### [THE EXERCISE]
Using the data below, copy every line that contains the word "JSON".

Collected data entries
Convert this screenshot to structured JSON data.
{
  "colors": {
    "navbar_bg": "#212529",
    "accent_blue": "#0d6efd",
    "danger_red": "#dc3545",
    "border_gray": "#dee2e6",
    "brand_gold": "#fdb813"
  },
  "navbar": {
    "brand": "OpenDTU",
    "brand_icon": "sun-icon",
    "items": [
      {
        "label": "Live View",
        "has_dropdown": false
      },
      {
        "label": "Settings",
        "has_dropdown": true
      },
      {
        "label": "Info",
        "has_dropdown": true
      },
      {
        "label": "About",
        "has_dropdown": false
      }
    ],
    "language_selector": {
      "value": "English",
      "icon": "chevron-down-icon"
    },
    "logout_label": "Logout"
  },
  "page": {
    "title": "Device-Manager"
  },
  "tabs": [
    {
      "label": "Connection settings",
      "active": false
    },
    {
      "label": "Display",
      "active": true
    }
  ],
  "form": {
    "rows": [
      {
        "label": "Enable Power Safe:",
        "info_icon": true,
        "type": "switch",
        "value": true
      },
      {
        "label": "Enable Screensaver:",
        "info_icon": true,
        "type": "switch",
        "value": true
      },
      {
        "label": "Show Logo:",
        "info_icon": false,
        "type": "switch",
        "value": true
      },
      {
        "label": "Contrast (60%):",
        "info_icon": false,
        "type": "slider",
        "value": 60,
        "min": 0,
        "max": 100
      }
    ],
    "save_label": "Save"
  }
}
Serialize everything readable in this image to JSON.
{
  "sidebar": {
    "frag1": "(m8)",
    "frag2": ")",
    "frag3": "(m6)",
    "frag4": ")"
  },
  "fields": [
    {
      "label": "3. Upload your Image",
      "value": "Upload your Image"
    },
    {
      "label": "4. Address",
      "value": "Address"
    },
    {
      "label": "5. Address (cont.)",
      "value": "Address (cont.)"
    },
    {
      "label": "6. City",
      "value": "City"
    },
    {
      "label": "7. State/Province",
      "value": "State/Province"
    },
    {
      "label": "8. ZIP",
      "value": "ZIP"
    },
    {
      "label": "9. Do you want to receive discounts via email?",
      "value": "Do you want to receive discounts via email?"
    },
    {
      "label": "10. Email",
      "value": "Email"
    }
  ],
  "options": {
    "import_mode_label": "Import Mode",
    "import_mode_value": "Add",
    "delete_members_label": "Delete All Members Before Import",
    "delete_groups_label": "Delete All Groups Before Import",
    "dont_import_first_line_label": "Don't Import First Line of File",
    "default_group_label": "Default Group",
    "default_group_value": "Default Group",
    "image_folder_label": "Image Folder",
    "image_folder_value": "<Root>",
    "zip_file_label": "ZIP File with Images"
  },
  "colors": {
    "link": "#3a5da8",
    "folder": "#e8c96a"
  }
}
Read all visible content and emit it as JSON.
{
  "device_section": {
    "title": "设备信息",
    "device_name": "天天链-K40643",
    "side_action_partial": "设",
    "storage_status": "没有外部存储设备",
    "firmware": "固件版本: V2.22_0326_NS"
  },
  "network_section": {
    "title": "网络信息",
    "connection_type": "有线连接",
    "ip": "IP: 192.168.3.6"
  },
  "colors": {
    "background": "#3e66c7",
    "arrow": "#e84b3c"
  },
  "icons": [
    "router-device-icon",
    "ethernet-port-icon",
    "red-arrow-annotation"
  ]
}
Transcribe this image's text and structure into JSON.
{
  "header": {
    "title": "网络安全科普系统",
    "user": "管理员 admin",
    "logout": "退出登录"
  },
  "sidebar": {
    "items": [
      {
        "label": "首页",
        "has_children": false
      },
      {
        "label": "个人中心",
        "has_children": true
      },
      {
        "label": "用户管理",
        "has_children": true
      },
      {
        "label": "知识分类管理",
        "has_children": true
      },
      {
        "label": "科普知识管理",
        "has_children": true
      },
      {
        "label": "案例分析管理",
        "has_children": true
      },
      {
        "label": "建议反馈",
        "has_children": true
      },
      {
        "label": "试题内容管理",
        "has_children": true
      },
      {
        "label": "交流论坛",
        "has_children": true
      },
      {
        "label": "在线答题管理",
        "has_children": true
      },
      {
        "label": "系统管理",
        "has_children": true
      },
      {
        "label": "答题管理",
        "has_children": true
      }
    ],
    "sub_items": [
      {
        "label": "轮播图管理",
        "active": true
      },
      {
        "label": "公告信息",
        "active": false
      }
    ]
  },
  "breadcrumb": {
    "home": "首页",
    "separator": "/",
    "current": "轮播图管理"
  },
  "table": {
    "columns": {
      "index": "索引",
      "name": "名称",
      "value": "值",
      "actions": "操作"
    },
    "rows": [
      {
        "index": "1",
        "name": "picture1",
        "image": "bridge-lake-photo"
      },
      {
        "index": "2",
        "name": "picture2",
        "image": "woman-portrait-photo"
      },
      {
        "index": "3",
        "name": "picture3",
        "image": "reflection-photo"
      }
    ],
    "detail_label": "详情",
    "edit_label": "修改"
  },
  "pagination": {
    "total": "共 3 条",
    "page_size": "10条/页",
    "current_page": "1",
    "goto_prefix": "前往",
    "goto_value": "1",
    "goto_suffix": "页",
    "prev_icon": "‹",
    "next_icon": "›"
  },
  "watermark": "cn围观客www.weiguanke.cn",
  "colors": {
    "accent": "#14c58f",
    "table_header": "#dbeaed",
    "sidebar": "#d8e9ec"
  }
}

### [REPLY TO THE EXERCISE]
Convert this screenshot to structured JSON data.
Serialize everything readable in this image to JSON.
Read all visible content and emit it as JSON.
Transcribe this image's text and structure into JSON.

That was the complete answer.